**Problem to work on**
Collect every line that includes the string "Surround".

**Extracted entries**
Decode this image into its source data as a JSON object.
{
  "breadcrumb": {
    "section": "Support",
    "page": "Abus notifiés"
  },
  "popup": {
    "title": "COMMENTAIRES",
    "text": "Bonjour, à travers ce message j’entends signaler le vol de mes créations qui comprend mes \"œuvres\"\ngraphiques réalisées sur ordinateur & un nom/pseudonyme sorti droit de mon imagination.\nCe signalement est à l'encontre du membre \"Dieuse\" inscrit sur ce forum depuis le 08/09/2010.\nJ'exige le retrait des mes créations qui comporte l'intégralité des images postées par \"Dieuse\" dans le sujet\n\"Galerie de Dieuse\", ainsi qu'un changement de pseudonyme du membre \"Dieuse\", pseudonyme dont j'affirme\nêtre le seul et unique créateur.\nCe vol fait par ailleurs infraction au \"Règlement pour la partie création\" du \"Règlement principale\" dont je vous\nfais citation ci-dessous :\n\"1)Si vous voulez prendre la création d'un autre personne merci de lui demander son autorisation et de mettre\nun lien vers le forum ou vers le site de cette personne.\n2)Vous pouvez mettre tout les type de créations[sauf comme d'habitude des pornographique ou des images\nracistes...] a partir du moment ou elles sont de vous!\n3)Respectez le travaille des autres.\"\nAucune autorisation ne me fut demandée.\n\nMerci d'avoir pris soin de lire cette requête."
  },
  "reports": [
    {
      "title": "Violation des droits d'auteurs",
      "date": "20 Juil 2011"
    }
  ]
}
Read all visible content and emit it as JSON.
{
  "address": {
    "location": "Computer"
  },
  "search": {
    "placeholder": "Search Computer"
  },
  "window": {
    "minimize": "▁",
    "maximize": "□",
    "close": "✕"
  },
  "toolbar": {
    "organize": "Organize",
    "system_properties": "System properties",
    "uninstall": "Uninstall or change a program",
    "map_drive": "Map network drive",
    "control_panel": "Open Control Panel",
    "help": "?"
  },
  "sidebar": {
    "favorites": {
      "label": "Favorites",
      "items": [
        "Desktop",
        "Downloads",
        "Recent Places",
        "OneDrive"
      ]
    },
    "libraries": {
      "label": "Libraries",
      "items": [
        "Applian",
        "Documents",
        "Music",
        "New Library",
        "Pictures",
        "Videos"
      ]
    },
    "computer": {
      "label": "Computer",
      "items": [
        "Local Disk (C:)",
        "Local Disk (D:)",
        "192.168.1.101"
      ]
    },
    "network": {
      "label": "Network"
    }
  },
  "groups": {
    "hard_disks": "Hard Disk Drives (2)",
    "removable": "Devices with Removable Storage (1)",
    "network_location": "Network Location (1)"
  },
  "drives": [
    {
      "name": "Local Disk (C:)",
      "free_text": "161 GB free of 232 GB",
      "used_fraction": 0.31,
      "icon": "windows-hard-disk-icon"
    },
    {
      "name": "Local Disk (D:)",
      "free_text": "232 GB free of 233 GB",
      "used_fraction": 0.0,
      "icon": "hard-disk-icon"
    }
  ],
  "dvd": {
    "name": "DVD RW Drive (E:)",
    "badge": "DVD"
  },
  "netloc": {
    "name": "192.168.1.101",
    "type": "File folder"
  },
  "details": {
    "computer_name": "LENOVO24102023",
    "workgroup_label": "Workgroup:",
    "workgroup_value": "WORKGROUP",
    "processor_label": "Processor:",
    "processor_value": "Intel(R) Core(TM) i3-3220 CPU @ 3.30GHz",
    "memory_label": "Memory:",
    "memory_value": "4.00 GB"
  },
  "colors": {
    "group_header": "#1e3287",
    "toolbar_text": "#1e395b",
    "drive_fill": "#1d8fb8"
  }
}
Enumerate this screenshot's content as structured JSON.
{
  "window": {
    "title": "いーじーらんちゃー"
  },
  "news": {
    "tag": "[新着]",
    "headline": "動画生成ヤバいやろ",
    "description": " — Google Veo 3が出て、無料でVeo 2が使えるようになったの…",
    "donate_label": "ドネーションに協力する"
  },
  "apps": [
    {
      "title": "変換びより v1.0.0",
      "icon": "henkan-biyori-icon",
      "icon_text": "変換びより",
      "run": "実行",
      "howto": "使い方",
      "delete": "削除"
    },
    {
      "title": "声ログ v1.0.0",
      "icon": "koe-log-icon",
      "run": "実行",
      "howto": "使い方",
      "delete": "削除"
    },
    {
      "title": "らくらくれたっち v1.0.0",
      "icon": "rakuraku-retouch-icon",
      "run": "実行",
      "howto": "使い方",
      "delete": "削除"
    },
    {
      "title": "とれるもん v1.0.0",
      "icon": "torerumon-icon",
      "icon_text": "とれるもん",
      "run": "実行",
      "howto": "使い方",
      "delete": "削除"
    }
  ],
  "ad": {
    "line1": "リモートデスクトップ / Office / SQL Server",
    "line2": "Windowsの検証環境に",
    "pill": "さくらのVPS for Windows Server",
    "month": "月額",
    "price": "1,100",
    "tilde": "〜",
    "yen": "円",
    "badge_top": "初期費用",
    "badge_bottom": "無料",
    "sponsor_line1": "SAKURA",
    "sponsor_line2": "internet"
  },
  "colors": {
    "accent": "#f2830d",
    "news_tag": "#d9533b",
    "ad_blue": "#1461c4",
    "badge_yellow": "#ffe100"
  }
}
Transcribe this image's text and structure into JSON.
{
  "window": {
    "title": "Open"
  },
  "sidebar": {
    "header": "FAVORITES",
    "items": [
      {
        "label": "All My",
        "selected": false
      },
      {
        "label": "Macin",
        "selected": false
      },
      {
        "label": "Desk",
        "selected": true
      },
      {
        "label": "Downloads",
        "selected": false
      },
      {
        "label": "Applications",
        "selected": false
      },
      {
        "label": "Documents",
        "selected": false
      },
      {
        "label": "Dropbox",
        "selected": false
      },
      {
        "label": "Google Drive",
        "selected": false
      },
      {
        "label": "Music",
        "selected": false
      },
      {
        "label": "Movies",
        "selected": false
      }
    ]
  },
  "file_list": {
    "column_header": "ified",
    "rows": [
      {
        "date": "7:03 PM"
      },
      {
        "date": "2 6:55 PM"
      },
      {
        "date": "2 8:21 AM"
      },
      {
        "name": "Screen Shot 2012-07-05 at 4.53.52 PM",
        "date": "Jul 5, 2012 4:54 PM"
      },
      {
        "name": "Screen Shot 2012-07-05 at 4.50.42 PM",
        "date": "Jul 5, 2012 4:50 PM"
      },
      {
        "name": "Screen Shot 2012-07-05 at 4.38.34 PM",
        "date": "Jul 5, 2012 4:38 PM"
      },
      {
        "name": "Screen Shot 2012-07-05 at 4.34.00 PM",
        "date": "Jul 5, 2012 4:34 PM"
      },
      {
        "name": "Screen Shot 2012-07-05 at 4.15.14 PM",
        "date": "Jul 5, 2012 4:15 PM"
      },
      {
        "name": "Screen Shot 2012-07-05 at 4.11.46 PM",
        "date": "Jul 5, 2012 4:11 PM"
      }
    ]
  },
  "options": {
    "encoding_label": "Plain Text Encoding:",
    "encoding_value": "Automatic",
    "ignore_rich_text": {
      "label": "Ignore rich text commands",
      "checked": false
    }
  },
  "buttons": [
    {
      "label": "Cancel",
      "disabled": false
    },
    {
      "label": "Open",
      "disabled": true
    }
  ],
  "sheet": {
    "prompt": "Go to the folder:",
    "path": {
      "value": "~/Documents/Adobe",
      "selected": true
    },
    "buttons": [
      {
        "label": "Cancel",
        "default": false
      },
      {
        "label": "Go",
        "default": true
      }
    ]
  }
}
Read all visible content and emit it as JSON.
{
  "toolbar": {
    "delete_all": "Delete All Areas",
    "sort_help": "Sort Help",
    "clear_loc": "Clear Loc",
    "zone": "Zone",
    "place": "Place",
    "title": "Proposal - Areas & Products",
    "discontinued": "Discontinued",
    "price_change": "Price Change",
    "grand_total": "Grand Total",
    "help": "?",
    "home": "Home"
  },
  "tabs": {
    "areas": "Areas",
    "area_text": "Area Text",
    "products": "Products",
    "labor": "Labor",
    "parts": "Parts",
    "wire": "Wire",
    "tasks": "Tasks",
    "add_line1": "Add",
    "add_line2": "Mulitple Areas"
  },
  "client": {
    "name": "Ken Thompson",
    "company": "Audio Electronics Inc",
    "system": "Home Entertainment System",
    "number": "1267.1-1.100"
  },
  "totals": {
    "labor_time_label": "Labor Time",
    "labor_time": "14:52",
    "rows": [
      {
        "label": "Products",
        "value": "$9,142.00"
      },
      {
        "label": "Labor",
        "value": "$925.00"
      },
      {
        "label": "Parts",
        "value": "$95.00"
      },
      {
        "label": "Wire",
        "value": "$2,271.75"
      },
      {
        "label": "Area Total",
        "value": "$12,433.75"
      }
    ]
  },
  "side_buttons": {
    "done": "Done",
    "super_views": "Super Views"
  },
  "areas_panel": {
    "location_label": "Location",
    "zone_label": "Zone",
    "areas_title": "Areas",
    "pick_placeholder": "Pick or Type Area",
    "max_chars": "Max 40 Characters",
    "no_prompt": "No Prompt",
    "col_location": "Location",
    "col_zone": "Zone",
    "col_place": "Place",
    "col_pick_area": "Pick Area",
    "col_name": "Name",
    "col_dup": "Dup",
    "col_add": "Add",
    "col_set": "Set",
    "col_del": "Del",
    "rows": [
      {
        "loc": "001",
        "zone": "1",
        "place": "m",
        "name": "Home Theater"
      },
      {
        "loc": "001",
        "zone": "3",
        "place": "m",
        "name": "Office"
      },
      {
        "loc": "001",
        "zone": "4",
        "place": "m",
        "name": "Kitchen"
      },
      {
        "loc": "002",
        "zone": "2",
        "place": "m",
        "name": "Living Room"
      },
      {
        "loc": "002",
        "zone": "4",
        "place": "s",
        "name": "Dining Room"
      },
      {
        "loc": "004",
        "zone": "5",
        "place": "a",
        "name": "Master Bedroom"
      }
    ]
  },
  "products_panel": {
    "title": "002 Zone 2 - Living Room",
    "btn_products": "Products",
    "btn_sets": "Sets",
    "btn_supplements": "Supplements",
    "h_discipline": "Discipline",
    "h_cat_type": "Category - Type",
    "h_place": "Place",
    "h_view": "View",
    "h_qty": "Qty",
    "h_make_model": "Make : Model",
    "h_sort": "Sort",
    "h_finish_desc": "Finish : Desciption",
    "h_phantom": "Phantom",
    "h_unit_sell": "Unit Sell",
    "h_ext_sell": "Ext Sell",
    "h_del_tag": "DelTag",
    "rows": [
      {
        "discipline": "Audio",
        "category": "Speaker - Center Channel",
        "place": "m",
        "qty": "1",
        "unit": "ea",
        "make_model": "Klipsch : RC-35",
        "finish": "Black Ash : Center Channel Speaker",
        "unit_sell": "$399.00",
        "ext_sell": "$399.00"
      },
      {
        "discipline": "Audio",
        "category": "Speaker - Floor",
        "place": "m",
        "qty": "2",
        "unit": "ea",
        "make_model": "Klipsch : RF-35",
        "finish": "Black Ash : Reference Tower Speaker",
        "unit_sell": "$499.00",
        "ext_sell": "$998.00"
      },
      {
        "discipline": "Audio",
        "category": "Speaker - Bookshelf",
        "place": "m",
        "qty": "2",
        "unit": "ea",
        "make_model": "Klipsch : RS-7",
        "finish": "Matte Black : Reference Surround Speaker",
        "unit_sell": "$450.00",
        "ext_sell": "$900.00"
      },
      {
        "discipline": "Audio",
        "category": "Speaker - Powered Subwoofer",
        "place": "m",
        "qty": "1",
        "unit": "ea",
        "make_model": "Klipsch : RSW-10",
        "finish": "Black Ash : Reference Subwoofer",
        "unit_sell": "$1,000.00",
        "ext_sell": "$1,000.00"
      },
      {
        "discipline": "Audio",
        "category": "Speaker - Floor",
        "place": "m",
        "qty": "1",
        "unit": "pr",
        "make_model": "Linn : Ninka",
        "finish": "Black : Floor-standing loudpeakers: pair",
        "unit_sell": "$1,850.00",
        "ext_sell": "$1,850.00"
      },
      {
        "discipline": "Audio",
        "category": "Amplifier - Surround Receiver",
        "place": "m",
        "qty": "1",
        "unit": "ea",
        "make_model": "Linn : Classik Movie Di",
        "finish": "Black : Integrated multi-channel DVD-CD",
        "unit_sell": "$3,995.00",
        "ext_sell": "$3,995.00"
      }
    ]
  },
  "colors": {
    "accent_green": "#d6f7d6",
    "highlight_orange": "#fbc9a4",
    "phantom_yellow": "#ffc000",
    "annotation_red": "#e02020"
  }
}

**Response to this task**
        "finish": "Matte Black : Reference Surround Speaker",
        "category": "Amplifier - Surround Receiver",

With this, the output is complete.